*THE EXERCISE*:
Reproduce each line of the material exactly, minus any picture.

—————

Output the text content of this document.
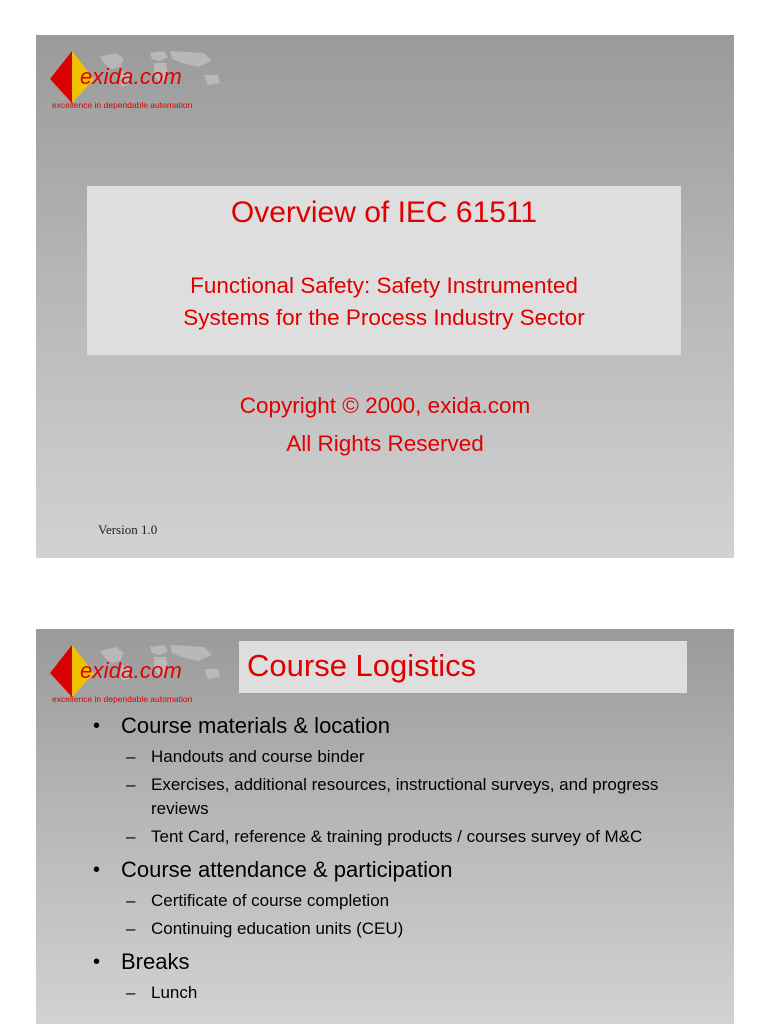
exida.com
excellence in dependable automation
Overview of IEC 61511
Functional Safety: Safety Instrumented
Systems for the Process Industry Sector
Copyright © 2000, exida.com
All Rights Reserved
Version 1.0
exida.com
excellence in dependable automation
Course Logistics
• Course materials & location
– Handouts and course binder
– Exercises, additional resources, instructional surveys, and progress reviews
– Tent Card, reference & training products / courses survey of M&C
• Course attendance & participation
– Certificate of course completion
– Continuing education units (CEU)
• Breaks
– Lunch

—————

*THE RESPONSE*:
Output the text content of this document.
exida.com
excellence in dependable automation
Overview of IEC 61511
Functional Safety: Safety Instrumented
Systems for the Process Industry Sector
Copyright © 2000, exida.com
All Rights Reserved
Version 1.0
exida.com
excellence in dependable automation
Course Logistics
• Course materials & location
– Handouts and course binder
– Exercises, additional resources, instructional surveys, and progress reviews
– Tent Card, reference & training products / courses survey of M&C
• Course attendance & participation
– Certificate of course completion
– Continuing education units (CEU)
• Breaks
– Lunch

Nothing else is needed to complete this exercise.